Dataset items:
- - -

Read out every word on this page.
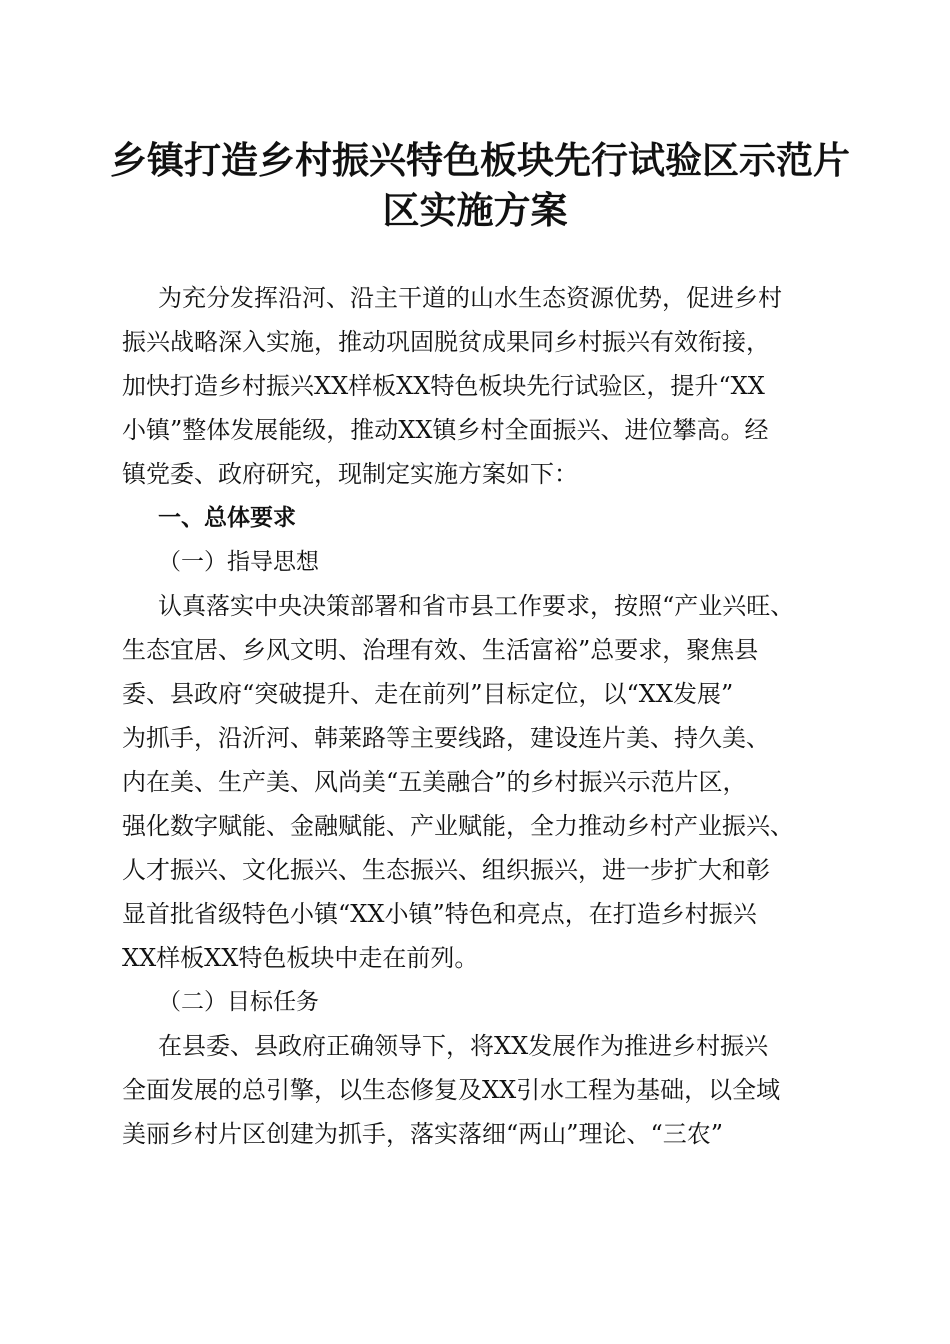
乡镇打造乡村振兴特色板块先行试验区示范片
区实施方案
为充分发挥沿河、沿主干道的山水生态资源优势，促进乡村
振兴战略深入实施，推动巩固脱贫成果同乡村振兴有效衔接，
加快打造乡村振兴XX样板XX特色板块先行试验区，提升“XX
小镇”整体发展能级，推动XX镇乡村全面振兴、进位攀高。经
镇党委、政府研究，现制定实施方案如下：
一、总体要求
（一）指导思想
认真落实中央决策部署和省市县工作要求，按照“产业兴旺、
生态宜居、乡风文明、治理有效、生活富裕”总要求，聚焦县
委、县政府“突破提升、走在前列”目标定位，以“XX发展”
为抓手，沿沂河、韩莱路等主要线路，建设连片美、持久美、
内在美、生产美、风尚美“五美融合”的乡村振兴示范片区，
强化数字赋能、金融赋能、产业赋能，全力推动乡村产业振兴、
人才振兴、文化振兴、生态振兴、组织振兴，进一步扩大和彰
显首批省级特色小镇“XX小镇”特色和亮点，在打造乡村振兴
XX样板XX特色板块中走在前列。
（二）目标任务
在县委、县政府正确领导下，将XX发展作为推进乡村振兴
全面发展的总引擎，以生态修复及XX引水工程为基础，以全域
美丽乡村片区创建为抓手，落实落细“两山”理论、“三农”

- - -

## Task
Leave out the pictures and return every record word for word.

## Full output
Read out every word on this page.
乡镇打造乡村振兴特色板块先行试验区示范片
区实施方案
为充分发挥沿河、沿主干道的山水生态资源优势，促进乡村
振兴战略深入实施，推动巩固脱贫成果同乡村振兴有效衔接，
加快打造乡村振兴XX样板XX特色板块先行试验区，提升“XX
小镇”整体发展能级，推动XX镇乡村全面振兴、进位攀高。经
镇党委、政府研究，现制定实施方案如下：
一、总体要求
（一）指导思想
认真落实中央决策部署和省市县工作要求，按照“产业兴旺、
生态宜居、乡风文明、治理有效、生活富裕”总要求，聚焦县
委、县政府“突破提升、走在前列”目标定位，以“XX发展”
为抓手，沿沂河、韩莱路等主要线路，建设连片美、持久美、
内在美、生产美、风尚美“五美融合”的乡村振兴示范片区，
强化数字赋能、金融赋能、产业赋能，全力推动乡村产业振兴、
人才振兴、文化振兴、生态振兴、组织振兴，进一步扩大和彰
显首批省级特色小镇“XX小镇”特色和亮点，在打造乡村振兴
XX样板XX特色板块中走在前列。
（二）目标任务
在县委、县政府正确领导下，将XX发展作为推进乡村振兴
全面发展的总引擎，以生态修复及XX引水工程为基础，以全域
美丽乡村片区创建为抓手，落实落细“两山”理论、“三农”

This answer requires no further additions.